Work required: Give all of the lines again exactly as they read.

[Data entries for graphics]
____

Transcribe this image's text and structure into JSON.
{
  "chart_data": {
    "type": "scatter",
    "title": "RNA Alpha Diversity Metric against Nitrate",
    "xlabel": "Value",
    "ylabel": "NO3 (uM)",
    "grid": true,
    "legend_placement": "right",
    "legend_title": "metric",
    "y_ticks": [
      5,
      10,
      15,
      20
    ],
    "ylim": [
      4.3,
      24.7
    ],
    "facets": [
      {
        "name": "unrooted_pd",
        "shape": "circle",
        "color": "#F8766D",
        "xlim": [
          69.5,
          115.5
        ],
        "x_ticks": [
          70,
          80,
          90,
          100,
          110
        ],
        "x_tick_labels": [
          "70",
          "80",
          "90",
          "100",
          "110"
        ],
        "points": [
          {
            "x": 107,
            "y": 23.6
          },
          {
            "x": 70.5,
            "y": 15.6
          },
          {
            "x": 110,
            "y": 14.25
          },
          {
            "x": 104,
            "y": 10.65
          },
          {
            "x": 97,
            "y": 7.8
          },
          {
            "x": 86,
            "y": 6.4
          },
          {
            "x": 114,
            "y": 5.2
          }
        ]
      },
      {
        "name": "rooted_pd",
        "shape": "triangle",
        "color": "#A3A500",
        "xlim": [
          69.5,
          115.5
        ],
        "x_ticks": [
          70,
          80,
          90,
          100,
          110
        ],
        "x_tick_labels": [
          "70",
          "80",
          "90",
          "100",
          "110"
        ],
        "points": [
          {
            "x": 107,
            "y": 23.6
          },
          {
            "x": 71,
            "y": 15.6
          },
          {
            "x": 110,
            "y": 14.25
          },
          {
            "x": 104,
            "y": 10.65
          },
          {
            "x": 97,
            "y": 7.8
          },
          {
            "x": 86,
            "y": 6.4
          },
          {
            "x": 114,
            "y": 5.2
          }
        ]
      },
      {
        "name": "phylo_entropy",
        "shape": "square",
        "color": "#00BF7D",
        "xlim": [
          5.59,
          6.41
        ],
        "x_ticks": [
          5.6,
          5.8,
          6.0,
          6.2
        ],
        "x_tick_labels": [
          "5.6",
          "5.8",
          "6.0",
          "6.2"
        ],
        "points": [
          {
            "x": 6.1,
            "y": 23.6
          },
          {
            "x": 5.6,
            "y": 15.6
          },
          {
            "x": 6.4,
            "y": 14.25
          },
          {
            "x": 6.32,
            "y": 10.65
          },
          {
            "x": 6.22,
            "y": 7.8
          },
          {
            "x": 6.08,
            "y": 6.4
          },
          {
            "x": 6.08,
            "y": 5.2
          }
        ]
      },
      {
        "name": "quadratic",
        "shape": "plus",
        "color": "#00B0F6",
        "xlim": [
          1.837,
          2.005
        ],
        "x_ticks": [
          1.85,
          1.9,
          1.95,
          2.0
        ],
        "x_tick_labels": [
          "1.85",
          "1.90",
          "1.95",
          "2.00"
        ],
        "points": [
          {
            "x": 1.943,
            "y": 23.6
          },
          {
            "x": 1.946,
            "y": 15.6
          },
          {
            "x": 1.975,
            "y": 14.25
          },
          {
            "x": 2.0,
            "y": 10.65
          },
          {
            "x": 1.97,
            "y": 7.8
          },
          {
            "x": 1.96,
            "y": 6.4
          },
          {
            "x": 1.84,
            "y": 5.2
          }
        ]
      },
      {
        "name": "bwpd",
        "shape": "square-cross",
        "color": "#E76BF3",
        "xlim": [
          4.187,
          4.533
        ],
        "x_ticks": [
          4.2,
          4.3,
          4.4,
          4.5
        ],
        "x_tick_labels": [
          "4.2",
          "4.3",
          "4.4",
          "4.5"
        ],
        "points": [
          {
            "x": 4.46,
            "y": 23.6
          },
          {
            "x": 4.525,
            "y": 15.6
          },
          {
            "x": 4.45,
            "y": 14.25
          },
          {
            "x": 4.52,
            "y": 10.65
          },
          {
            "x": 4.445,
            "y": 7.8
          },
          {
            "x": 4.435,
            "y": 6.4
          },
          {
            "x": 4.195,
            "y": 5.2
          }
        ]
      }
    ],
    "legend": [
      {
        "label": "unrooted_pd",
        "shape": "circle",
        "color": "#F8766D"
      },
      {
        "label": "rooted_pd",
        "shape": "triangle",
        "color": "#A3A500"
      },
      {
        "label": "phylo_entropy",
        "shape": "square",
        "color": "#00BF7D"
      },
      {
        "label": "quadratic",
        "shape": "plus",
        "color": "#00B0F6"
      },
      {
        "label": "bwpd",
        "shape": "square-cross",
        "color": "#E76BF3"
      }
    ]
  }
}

____

Reply to the exercise:
Transcribe this image's text and structure into JSON.
{
  "chart_data": {
    "type": "scatter",
    "title": "RNA Alpha Diversity Metric against Nitrate",
    "xlabel": "Value",
    "ylabel": "NO3 (uM)",
    "grid": true,
    "legend_placement": "right",
    "legend_title": "metric",
    "y_ticks": [
      5,
      10,
      15,
      20
    ],
    "ylim": [
      4.3,
      24.7
    ],
    "facets": [
      {
        "name": "unrooted_pd",
        "shape": "circle",
        "color": "#F8766D",
        "xlim": [
          69.5,
          115.5
        ],
        "x_ticks": [
          70,
          80,
          90,
          100,
          110
        ],
        "x_tick_labels": [
          "70",
          "80",
          "90",
          "100",
          "110"
        ],
        "points": [
          {
            "x": 107,
            "y": 23.6
          },
          {
            "x": 70.5,
            "y": 15.6
          },
          {
            "x": 110,
            "y": 14.25
          },
          {
            "x": 104,
            "y": 10.65
          },
          {
            "x": 97,
            "y": 7.8
          },
          {
            "x": 86,
            "y": 6.4
          },
          {
            "x": 114,
            "y": 5.2
          }
        ]
      },
      {
        "name": "rooted_pd",
        "shape": "triangle",
        "color": "#A3A500",
        "xlim": [
          69.5,
          115.5
        ],
        "x_ticks": [
          70,
          80,
          90,
          100,
          110
        ],
        "x_tick_labels": [
          "70",
          "80",
          "90",
          "100",
          "110"
        ],
        "points": [
          {
            "x": 107,
            "y": 23.6
          },
          {
            "x": 71,
            "y": 15.6
          },
          {
            "x": 110,
            "y": 14.25
          },
          {
            "x": 104,
            "y": 10.65
          },
          {
            "x": 97,
            "y": 7.8
          },
          {
            "x": 86,
            "y": 6.4
          },
          {
            "x": 114,
            "y": 5.2
          }
        ]
      },
      {
        "name": "phylo_entropy",
        "shape": "square",
        "color": "#00BF7D",
        "xlim": [
          5.59,
          6.41
        ],
        "x_ticks": [
          5.6,
          5.8,
          6.0,
          6.2
        ],
        "x_tick_labels": [
          "5.6",
          "5.8",
          "6.0",
          "6.2"
        ],
        "points": [
          {
            "x": 6.1,
            "y": 23.6
          },
          {
            "x": 5.6,
            "y": 15.6
          },
          {
            "x": 6.4,
            "y": 14.25
          },
          {
            "x": 6.32,
            "y": 10.65
          },
          {
            "x": 6.22,
            "y": 7.8
          },
          {
            "x": 6.08,
            "y": 6.4
          },
          {
            "x": 6.08,
            "y": 5.2
          }
        ]
      },
      {
        "name": "quadratic",
        "shape": "plus",
        "color": "#00B0F6",
        "xlim": [
          1.837,
          2.005
        ],
        "x_ticks": [
          1.85,
          1.9,
          1.95,
          2.0
        ],
        "x_tick_labels": [
          "1.85",
          "1.90",
          "1.95",
          "2.00"
        ],
        "points": [
          {
            "x": 1.943,
            "y": 23.6
          },
          {
            "x": 1.946,
            "y": 15.6
          },
          {
            "x": 1.975,
            "y": 14.25
          },
          {
            "x": 2.0,
            "y": 10.65
          },
          {
            "x": 1.97,
            "y": 7.8
          },
          {
            "x": 1.96,
            "y": 6.4
          },
          {
            "x": 1.84,
            "y": 5.2
          }
        ]
      },
      {
        "name": "bwpd",
        "shape": "square-cross",
        "color": "#E76BF3",
        "xlim": [
          4.187,
          4.533
        ],
        "x_ticks": [
          4.2,
          4.3,
          4.4,
          4.5
        ],
        "x_tick_labels": [
          "4.2",
          "4.3",
          "4.4",
          "4.5"
        ],
        "points": [
          {
            "x": 4.46,
            "y": 23.6
          },
          {
            "x": 4.525,
            "y": 15.6
          },
          {
            "x": 4.45,
            "y": 14.25
          },
          {
            "x": 4.52,
            "y": 10.65
          },
          {
            "x": 4.445,
            "y": 7.8
          },
          {
            "x": 4.435,
            "y": 6.4
          },
          {
            "x": 4.195,
            "y": 5.2
          }
        ]
      }
    ],
    "legend": [
      {
        "label": "unrooted_pd",
        "shape": "circle",
        "color": "#F8766D"
      },
      {
        "label": "rooted_pd",
        "shape": "triangle",
        "color": "#A3A500"
      },
      {
        "label": "phylo_entropy",
        "shape": "square",
        "color": "#00BF7D"
      },
      {
        "label": "quadratic",
        "shape": "plus",
        "color": "#00B0F6"
      },
      {
        "label": "bwpd",
        "shape": "square-cross",
        "color": "#E76BF3"
      }
    ]
  }
}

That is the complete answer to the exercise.